▶ What is required: Work out the number of lines in the records that include the word "Give"; reply with that number alone.

(Dataset entries on figures)

######

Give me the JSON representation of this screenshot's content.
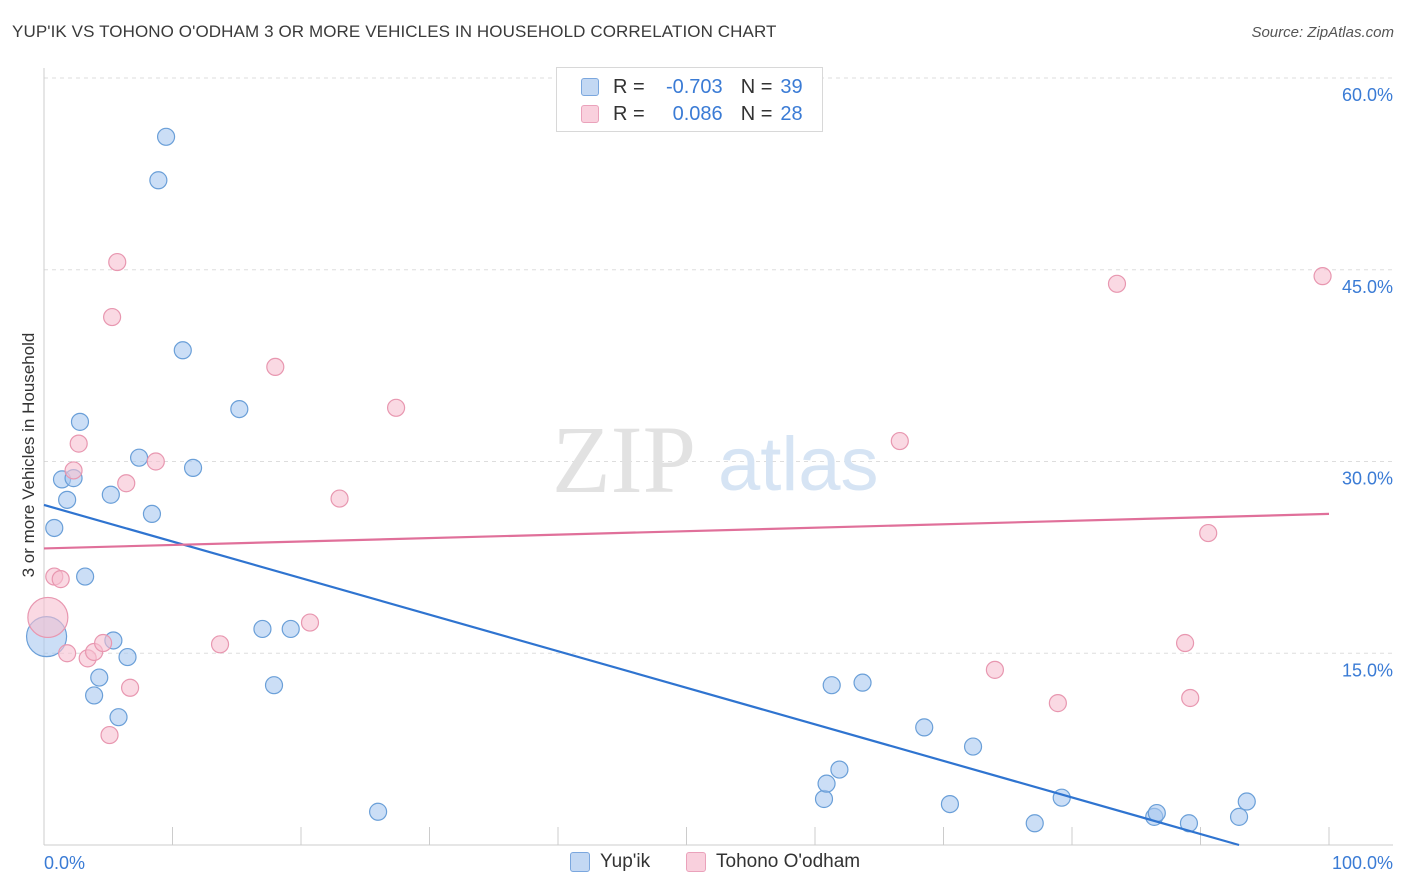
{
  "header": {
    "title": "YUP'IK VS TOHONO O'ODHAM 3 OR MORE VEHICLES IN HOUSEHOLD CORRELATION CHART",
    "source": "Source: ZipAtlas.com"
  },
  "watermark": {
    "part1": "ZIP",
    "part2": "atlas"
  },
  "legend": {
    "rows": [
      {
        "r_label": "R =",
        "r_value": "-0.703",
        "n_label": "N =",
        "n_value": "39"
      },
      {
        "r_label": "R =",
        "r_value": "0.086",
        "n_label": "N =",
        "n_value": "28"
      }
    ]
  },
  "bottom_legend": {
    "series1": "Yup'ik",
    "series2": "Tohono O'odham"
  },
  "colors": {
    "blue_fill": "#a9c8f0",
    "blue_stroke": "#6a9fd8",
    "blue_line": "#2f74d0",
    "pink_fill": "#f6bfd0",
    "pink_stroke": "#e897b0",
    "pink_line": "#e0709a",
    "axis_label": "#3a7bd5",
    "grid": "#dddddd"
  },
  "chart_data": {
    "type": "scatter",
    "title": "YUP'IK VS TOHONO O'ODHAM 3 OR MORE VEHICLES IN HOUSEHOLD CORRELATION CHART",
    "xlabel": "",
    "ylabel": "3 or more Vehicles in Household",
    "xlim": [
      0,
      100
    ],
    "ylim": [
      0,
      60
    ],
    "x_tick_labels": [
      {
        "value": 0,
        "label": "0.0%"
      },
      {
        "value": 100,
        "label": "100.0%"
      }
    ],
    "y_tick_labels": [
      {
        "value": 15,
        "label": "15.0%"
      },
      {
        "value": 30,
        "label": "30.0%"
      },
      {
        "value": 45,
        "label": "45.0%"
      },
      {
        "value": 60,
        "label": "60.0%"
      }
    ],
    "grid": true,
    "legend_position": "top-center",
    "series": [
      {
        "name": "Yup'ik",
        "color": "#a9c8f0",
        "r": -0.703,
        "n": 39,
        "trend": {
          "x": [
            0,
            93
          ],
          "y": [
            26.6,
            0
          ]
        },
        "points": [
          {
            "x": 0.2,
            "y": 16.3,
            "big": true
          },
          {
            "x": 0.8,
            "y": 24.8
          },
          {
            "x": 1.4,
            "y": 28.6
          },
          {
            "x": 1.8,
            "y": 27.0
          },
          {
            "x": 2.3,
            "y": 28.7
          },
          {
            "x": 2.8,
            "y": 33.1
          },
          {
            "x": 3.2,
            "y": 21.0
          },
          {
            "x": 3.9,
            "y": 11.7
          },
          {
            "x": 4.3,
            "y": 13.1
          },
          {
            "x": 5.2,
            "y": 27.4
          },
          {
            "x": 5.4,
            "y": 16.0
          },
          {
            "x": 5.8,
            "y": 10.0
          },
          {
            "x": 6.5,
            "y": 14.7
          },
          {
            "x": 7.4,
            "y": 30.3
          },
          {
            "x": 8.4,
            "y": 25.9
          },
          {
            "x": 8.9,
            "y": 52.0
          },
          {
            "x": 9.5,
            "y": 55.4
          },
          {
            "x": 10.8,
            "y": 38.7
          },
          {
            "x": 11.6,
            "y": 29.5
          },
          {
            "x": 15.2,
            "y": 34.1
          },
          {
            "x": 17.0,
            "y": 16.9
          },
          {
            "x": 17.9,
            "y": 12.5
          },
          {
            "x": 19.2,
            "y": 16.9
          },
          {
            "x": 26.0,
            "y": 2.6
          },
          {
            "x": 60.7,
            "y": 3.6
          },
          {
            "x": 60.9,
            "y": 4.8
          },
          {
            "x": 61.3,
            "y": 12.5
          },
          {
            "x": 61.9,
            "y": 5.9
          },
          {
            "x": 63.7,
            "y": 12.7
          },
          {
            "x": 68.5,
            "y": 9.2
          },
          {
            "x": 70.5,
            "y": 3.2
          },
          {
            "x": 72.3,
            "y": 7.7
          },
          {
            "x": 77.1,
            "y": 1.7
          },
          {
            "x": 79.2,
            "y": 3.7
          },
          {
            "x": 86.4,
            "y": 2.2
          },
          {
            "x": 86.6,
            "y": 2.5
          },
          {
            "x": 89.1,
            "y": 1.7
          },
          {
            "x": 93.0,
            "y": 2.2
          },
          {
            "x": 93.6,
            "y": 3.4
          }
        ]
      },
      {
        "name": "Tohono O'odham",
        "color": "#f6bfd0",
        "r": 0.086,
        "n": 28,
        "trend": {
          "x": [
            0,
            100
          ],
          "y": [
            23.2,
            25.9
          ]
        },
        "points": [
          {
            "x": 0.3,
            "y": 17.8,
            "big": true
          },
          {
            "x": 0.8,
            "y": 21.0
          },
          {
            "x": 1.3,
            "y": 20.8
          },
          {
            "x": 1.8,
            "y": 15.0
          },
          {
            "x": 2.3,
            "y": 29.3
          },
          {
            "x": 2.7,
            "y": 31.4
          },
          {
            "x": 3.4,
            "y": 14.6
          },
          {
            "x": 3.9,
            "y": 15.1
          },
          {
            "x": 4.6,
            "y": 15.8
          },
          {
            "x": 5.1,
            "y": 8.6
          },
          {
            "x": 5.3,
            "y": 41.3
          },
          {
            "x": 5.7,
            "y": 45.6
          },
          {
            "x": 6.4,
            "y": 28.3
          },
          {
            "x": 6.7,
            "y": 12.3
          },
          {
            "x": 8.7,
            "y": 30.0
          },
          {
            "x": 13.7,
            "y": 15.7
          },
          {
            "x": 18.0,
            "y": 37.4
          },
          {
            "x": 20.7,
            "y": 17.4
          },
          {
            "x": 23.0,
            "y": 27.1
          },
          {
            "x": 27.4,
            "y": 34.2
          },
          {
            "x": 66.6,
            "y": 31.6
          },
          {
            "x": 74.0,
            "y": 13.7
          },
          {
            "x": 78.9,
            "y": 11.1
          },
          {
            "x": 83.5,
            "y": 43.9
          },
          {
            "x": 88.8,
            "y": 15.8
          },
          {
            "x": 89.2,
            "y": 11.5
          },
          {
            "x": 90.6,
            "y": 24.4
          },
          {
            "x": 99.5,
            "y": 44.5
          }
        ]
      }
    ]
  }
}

######

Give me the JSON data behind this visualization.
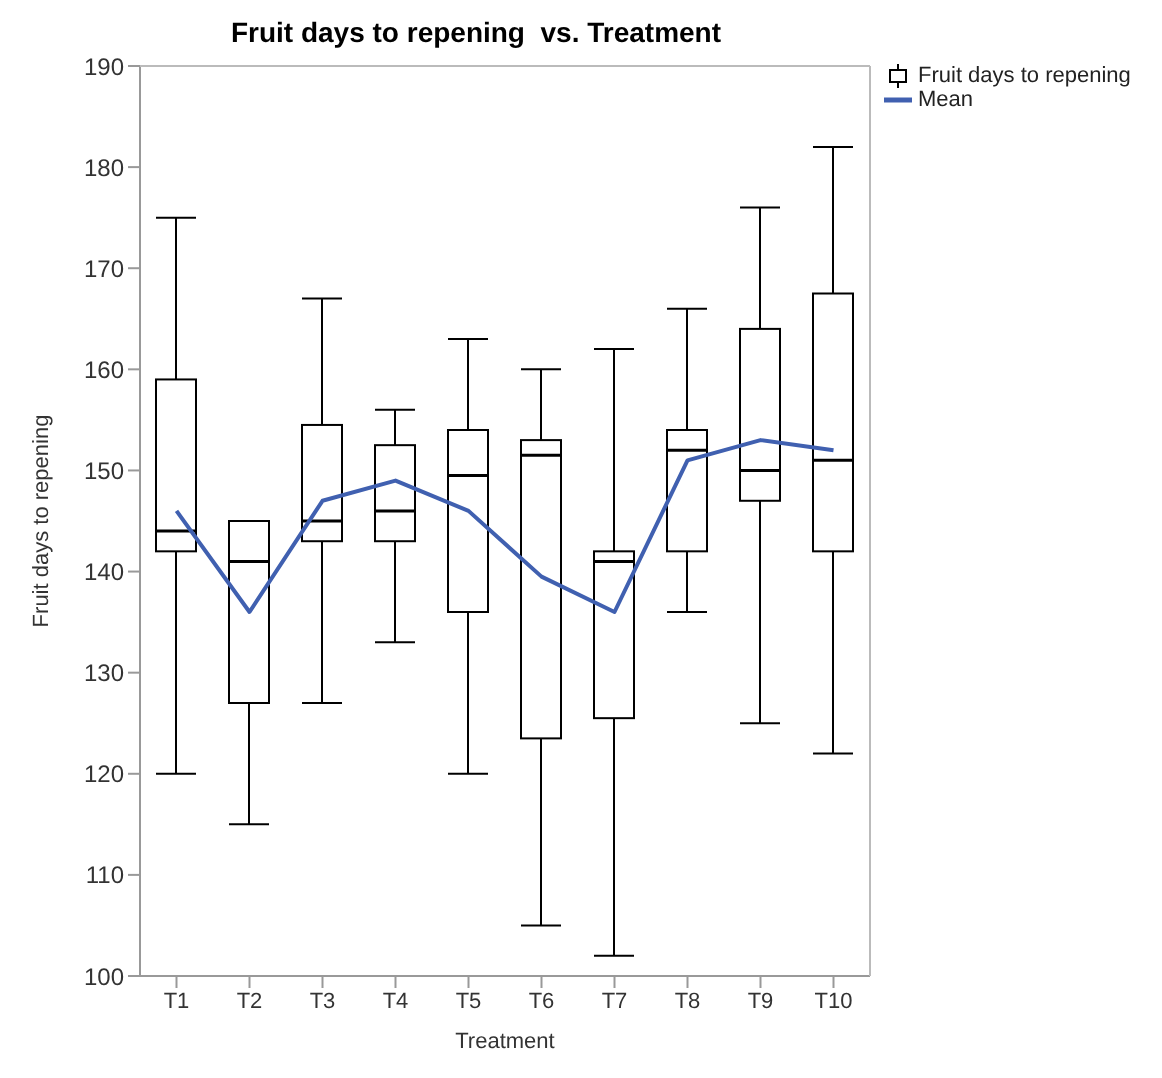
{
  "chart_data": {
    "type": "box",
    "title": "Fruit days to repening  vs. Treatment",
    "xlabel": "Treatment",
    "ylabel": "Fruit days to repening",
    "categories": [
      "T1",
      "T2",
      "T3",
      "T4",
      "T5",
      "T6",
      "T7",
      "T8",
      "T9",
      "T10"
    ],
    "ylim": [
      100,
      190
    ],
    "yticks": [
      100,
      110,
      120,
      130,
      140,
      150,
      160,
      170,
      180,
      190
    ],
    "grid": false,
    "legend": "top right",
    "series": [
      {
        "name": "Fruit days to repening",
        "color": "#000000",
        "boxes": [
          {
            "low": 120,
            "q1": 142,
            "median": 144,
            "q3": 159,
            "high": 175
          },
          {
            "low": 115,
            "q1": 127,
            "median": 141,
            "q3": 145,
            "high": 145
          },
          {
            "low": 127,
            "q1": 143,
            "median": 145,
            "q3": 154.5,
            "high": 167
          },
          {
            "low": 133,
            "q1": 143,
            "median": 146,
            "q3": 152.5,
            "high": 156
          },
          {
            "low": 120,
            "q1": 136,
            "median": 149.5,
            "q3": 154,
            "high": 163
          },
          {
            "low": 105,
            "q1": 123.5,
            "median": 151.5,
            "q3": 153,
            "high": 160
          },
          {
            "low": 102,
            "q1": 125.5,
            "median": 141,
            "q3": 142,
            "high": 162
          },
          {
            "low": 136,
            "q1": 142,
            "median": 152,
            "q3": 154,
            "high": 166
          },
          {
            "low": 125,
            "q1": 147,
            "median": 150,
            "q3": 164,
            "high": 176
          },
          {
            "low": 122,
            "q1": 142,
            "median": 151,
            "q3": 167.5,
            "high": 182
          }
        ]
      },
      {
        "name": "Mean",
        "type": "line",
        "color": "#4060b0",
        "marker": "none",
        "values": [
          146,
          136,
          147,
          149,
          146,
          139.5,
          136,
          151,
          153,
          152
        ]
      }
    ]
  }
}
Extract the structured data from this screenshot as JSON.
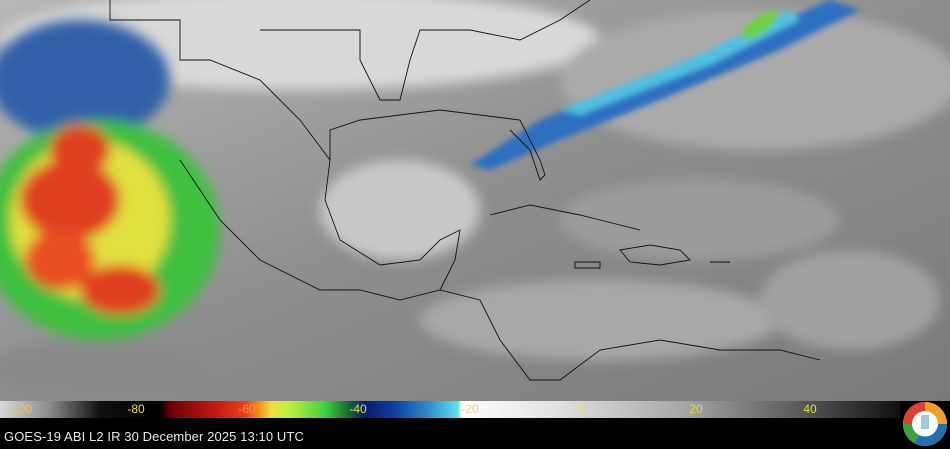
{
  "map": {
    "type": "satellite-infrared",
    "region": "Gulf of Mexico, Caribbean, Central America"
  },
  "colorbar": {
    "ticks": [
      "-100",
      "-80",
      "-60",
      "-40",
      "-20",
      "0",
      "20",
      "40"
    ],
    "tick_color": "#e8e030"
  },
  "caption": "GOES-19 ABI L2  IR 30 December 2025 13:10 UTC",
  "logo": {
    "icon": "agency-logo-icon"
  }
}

######

▶ Reply: 2